**Recorded information**
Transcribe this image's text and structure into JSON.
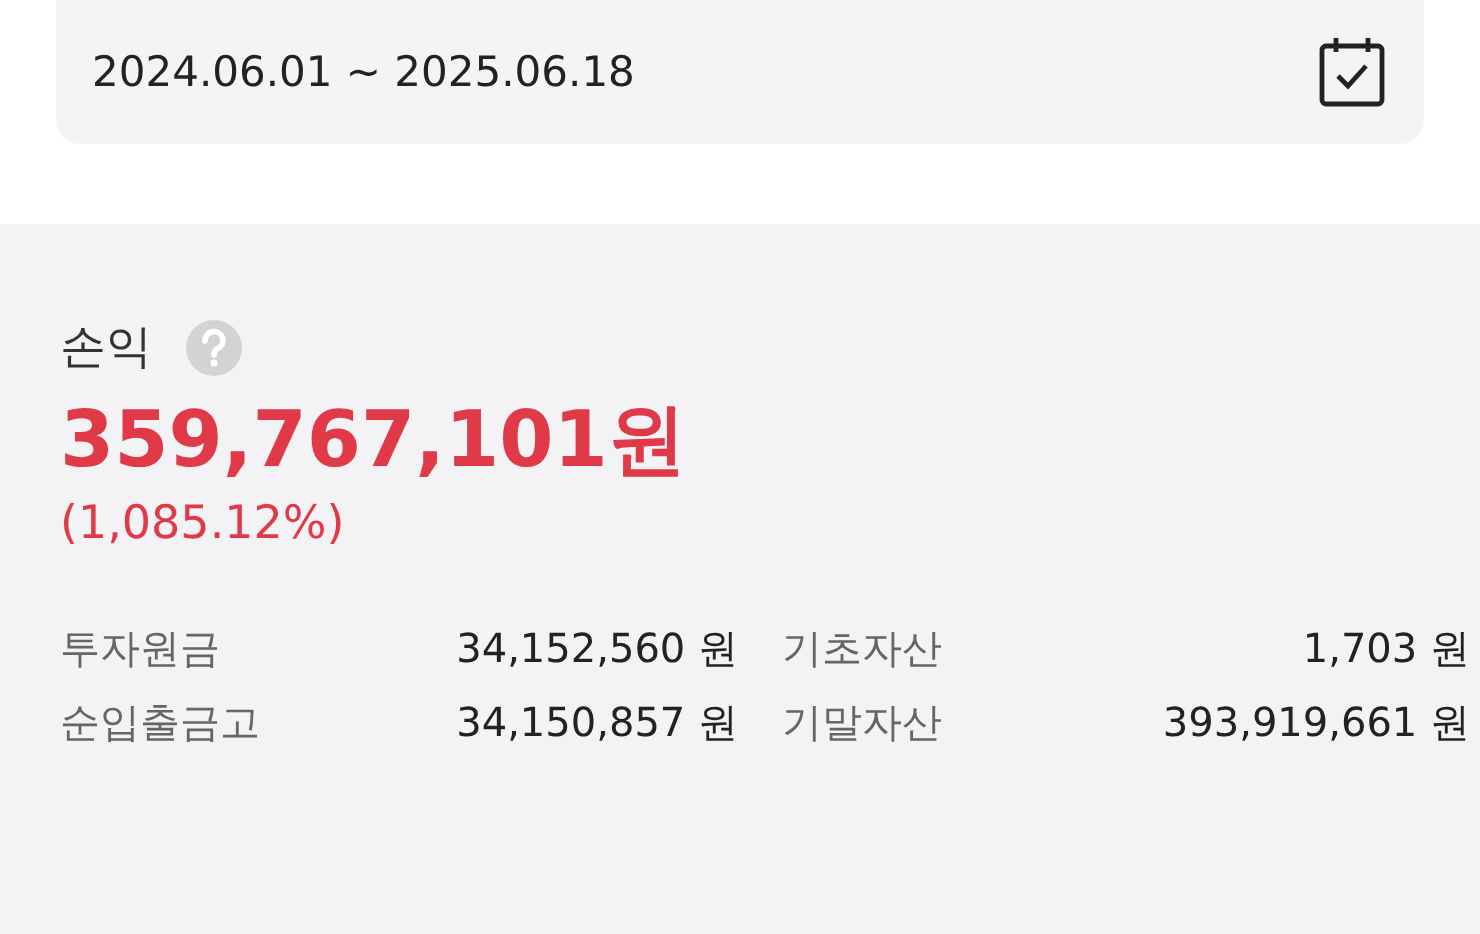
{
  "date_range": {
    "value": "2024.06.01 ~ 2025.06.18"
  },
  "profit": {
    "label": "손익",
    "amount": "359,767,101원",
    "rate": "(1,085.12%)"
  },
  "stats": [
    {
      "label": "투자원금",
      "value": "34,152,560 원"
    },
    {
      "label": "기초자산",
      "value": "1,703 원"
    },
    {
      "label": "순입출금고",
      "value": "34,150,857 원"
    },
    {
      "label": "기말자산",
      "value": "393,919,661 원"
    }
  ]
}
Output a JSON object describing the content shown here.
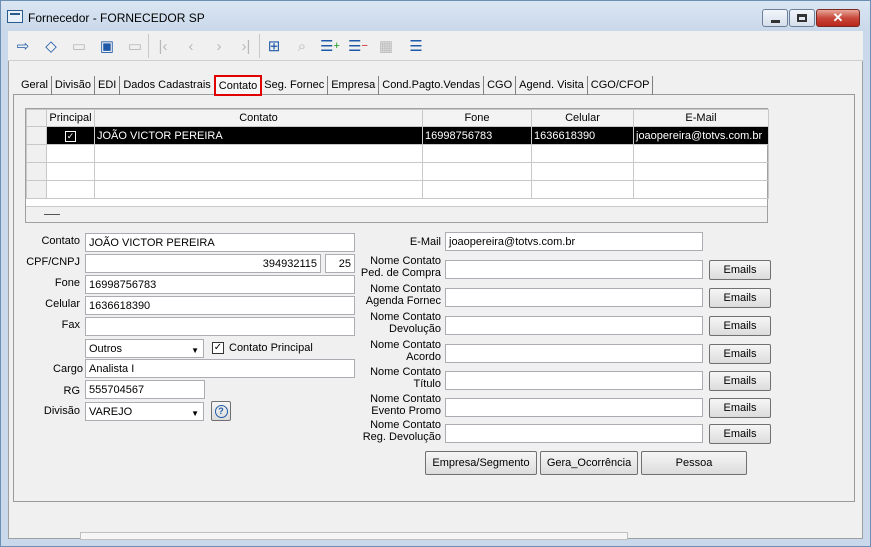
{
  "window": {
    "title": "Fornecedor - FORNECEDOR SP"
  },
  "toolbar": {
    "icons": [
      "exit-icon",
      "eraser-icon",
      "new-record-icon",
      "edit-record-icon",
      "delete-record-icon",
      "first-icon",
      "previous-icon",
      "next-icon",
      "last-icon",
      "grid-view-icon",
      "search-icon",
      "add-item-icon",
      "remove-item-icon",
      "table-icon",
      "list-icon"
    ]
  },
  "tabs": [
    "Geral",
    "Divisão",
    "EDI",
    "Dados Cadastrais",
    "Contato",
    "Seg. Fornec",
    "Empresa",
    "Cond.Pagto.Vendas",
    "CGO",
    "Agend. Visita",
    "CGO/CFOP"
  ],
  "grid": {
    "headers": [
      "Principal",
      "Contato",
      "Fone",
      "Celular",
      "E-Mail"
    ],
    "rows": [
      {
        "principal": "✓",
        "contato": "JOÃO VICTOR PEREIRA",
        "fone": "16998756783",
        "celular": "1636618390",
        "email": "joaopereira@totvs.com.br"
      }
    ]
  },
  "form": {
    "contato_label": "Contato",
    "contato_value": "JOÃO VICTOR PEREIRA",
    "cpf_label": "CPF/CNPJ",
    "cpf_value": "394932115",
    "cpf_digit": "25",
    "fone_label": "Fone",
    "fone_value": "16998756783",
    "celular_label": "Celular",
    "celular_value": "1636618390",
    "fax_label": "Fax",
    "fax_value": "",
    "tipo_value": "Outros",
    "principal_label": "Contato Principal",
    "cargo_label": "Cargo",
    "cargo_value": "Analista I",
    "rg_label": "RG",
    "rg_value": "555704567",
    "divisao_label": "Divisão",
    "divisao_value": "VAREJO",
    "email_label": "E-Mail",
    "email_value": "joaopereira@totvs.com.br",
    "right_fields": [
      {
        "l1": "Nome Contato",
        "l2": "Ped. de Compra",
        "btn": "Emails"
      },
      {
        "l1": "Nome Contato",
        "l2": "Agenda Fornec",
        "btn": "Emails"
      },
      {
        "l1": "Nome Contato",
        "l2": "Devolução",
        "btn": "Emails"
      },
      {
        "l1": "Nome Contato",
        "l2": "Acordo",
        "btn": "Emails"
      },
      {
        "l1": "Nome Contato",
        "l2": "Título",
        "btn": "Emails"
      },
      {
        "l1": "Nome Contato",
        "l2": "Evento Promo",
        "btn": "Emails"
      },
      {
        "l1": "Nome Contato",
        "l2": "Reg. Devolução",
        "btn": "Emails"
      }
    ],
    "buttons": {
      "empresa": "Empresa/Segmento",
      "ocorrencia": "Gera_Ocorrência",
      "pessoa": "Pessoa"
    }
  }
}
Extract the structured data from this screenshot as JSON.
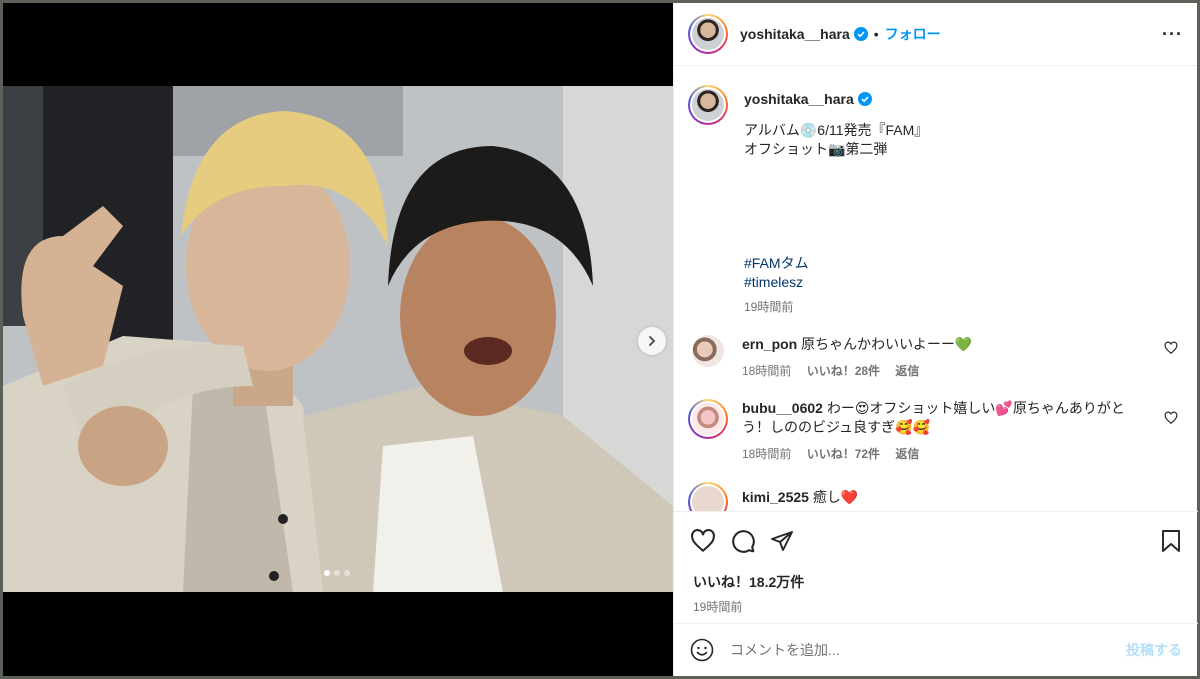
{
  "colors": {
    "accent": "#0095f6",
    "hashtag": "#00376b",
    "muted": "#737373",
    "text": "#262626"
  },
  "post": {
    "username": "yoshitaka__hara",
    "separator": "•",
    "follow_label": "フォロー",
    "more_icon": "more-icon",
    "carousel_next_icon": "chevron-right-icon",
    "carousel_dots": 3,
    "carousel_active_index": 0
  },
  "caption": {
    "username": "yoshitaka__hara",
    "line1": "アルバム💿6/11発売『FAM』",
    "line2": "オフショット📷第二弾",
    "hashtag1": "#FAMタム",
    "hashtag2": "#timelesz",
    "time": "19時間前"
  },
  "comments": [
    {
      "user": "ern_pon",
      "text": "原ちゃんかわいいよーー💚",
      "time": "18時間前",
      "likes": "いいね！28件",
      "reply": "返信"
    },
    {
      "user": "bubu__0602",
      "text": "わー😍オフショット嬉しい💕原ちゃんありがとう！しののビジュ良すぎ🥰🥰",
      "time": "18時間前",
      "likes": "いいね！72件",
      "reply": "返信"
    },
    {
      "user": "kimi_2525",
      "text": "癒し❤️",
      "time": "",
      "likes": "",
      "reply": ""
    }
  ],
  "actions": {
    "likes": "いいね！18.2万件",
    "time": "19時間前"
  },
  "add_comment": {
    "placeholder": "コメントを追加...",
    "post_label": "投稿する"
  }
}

**Goal**
Using the listing above, return all lines where the word "JSON" occurs.

**Solution to the exercise**
Transcribe this image's text and structure into JSON.
Output a JSON object describing the content shown here.
Extract the structured data from this screenshot as JSON.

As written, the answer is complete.